▸ **Task goal**
Lines holding the string "analyser" are the ones to copy; find them all in the data.

_ _ _ _ _ _ _

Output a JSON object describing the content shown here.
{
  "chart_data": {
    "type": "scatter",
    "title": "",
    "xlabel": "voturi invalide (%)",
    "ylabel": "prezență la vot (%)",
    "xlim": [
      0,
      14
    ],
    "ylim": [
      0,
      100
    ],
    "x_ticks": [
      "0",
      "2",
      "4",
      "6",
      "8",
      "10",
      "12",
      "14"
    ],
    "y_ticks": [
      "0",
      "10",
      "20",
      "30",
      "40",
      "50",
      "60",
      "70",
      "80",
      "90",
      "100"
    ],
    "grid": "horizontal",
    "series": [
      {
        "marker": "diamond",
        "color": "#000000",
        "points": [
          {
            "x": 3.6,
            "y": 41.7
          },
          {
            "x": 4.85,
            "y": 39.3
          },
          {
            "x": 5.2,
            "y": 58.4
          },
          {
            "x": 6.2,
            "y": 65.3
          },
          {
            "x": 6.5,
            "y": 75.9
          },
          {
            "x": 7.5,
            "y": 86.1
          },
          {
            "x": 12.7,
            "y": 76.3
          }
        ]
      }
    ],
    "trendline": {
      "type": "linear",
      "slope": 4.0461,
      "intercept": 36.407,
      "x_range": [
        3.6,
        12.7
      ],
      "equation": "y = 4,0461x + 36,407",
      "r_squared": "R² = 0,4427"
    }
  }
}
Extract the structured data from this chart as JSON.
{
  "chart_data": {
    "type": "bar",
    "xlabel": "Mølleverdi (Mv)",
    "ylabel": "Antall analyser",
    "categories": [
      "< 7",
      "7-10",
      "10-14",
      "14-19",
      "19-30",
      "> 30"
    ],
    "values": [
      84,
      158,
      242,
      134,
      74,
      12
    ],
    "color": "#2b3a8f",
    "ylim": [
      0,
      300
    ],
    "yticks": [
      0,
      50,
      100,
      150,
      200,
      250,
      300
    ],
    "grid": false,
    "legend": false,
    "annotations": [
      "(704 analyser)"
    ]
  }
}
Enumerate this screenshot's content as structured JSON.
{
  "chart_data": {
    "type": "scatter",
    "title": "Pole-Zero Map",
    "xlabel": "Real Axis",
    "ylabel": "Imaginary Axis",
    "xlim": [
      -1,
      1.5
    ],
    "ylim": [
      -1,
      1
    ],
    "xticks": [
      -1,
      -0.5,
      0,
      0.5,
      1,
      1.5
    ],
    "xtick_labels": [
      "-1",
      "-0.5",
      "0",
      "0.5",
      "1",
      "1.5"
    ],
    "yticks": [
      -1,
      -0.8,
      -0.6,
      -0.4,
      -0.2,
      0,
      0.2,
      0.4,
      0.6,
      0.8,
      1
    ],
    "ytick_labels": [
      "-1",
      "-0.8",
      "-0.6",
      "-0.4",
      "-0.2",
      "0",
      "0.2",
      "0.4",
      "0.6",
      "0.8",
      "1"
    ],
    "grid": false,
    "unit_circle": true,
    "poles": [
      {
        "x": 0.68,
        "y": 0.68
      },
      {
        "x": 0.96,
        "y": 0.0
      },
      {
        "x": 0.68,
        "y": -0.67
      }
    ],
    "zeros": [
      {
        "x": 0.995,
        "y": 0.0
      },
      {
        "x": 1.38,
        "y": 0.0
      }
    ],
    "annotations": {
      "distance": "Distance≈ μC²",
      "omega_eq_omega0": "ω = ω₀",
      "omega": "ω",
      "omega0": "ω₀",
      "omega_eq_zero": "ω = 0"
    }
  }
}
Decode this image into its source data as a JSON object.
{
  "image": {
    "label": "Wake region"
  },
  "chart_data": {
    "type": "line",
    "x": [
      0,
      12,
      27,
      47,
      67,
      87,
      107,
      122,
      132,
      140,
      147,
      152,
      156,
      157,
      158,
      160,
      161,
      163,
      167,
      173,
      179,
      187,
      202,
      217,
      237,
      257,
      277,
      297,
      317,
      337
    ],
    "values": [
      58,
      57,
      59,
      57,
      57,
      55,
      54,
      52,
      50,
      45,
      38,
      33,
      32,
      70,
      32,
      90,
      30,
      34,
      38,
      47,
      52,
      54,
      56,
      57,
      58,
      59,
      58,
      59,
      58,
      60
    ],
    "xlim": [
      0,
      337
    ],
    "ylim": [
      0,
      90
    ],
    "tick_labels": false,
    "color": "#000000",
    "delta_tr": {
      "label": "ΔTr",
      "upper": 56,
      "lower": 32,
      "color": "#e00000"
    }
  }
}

_ _ _ _ _ _ _

▸ **Response to this exercise**
    "ylabel": "Antall analyser",
      "(704 analyser)"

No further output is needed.